» WHAT YOU WILL DO:
In how many lines of the data does the word "compilation" appear? Give the number by itself.
--- Start GIVEN ENTRIES ---
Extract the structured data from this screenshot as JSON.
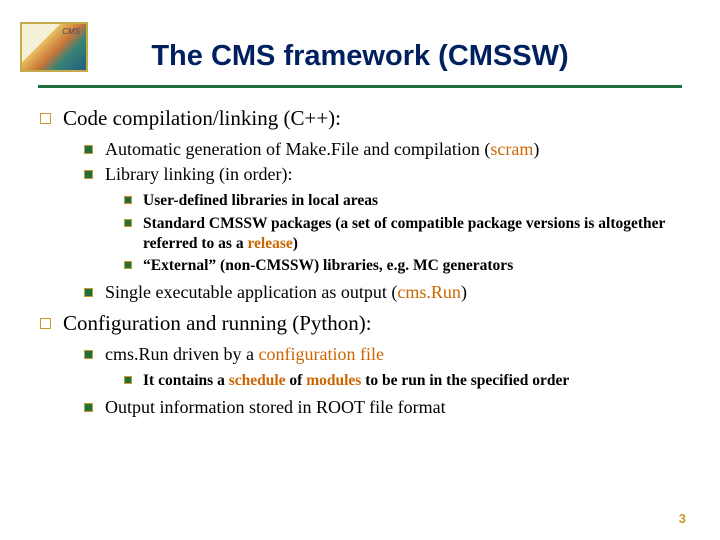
{
  "title": "The CMS framework (CMSSW)",
  "pageNumber": "3",
  "colors": {
    "titleColor": "#002060",
    "dividerColor": "#1f6f3f",
    "bulletHollow": "#c99a2a",
    "bulletSolid": "#1f6f3f",
    "highlight": "#cc6600"
  },
  "section1": {
    "heading": "Code compilation/linking (C++):",
    "item1": {
      "pre": "Automatic generation of Make.File and compilation (",
      "hl": "scram",
      "post": ")"
    },
    "item2": "Library linking (in order):",
    "sub1": "User-defined libraries in local areas",
    "sub2": {
      "pre": "Standard CMSSW packages (a set of compatible package versions is altogether referred to as a ",
      "hl": "release",
      "post": ")"
    },
    "sub3": "“External” (non-CMSSW) libraries, e.g. MC generators",
    "item3": {
      "pre": "Single executable application as output (",
      "hl": "cms.Run",
      "post": ")"
    }
  },
  "section2": {
    "heading": "Configuration and running (Python):",
    "item1": {
      "pre": "cms.Run driven by a ",
      "hl": "configuration file",
      "post": ""
    },
    "sub1": {
      "p1": "It contains a ",
      "h1": "schedule",
      "p2": " of ",
      "h2": "modules",
      "p3": " to be run in the specified order"
    },
    "item2": "Output information stored in ROOT file format"
  }
}
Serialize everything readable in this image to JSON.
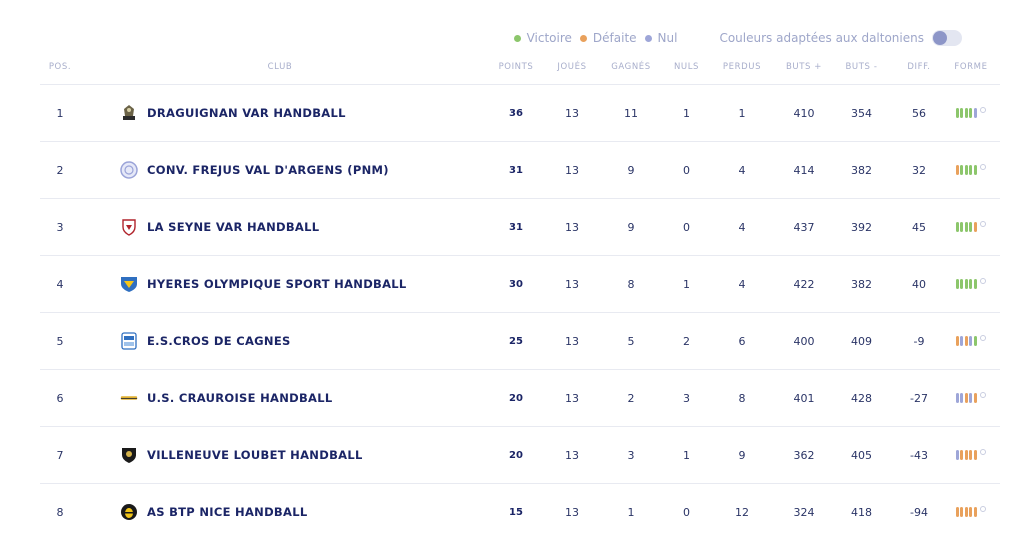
{
  "legend": {
    "victoire": "Victoire",
    "defaite": "Défaite",
    "nul": "Nul",
    "colorblind_label": "Couleurs adaptées aux daltoniens",
    "colors": {
      "V": "#8cc66b",
      "D": "#e9a15c",
      "N": "#9ea6d8"
    }
  },
  "headers": {
    "pos": "POS.",
    "club": "CLUB",
    "points": "POINTS",
    "joues": "JOUÉS",
    "gagnes": "GAGNÉS",
    "nuls": "NULS",
    "perdus": "PERDUS",
    "buts_plus": "BUTS +",
    "buts_moins": "BUTS -",
    "diff": "DIFF.",
    "forme": "FORME"
  },
  "rows": [
    {
      "pos": "1",
      "club": "DRAGUIGNAN VAR HANDBALL",
      "crest": "knight-crest-icon",
      "points": "36",
      "joues": "13",
      "gagnes": "11",
      "nuls": "1",
      "perdus": "1",
      "buts_plus": "410",
      "buts_moins": "354",
      "diff": "56",
      "forme": [
        "V",
        "V",
        "V",
        "V",
        "N"
      ]
    },
    {
      "pos": "2",
      "club": "CONV. FREJUS VAL D'ARGENS (PNM)",
      "crest": "round-badge-icon",
      "points": "31",
      "joues": "13",
      "gagnes": "9",
      "nuls": "0",
      "perdus": "4",
      "buts_plus": "414",
      "buts_moins": "382",
      "diff": "32",
      "forme": [
        "D",
        "V",
        "V",
        "V",
        "V"
      ]
    },
    {
      "pos": "3",
      "club": "LA SEYNE VAR HANDBALL",
      "crest": "shield-icon",
      "points": "31",
      "joues": "13",
      "gagnes": "9",
      "nuls": "0",
      "perdus": "4",
      "buts_plus": "437",
      "buts_moins": "392",
      "diff": "45",
      "forme": [
        "V",
        "V",
        "V",
        "V",
        "D"
      ]
    },
    {
      "pos": "4",
      "club": "HYERES OLYMPIQUE SPORT HANDBALL",
      "crest": "blue-shield-icon",
      "points": "30",
      "joues": "13",
      "gagnes": "8",
      "nuls": "1",
      "perdus": "4",
      "buts_plus": "422",
      "buts_moins": "382",
      "diff": "40",
      "forme": [
        "V",
        "V",
        "V",
        "V",
        "V"
      ]
    },
    {
      "pos": "5",
      "club": "E.S.CROS DE CAGNES",
      "crest": "cros-crest-icon",
      "points": "25",
      "joues": "13",
      "gagnes": "5",
      "nuls": "2",
      "perdus": "6",
      "buts_plus": "400",
      "buts_moins": "409",
      "diff": "-9",
      "forme": [
        "D",
        "N",
        "D",
        "N",
        "V"
      ]
    },
    {
      "pos": "6",
      "club": "U.S. CRAUROISE HANDBALL",
      "crest": "wide-logo-icon",
      "points": "20",
      "joues": "13",
      "gagnes": "2",
      "nuls": "3",
      "perdus": "8",
      "buts_plus": "401",
      "buts_moins": "428",
      "diff": "-27",
      "forme": [
        "N",
        "N",
        "D",
        "N",
        "D"
      ]
    },
    {
      "pos": "7",
      "club": "VILLENEUVE LOUBET HANDBALL",
      "crest": "dark-shield-icon",
      "points": "20",
      "joues": "13",
      "gagnes": "3",
      "nuls": "1",
      "perdus": "9",
      "buts_plus": "362",
      "buts_moins": "405",
      "diff": "-43",
      "forme": [
        "N",
        "D",
        "D",
        "D",
        "D"
      ]
    },
    {
      "pos": "8",
      "club": "AS BTP NICE HANDBALL",
      "crest": "bee-crest-icon",
      "points": "15",
      "joues": "13",
      "gagnes": "1",
      "nuls": "0",
      "perdus": "12",
      "buts_plus": "324",
      "buts_moins": "418",
      "diff": "-94",
      "forme": [
        "D",
        "D",
        "D",
        "D",
        "D"
      ]
    }
  ]
}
--- End GIVEN ENTRIES ---
» OUTPUT OF THE TASK:
2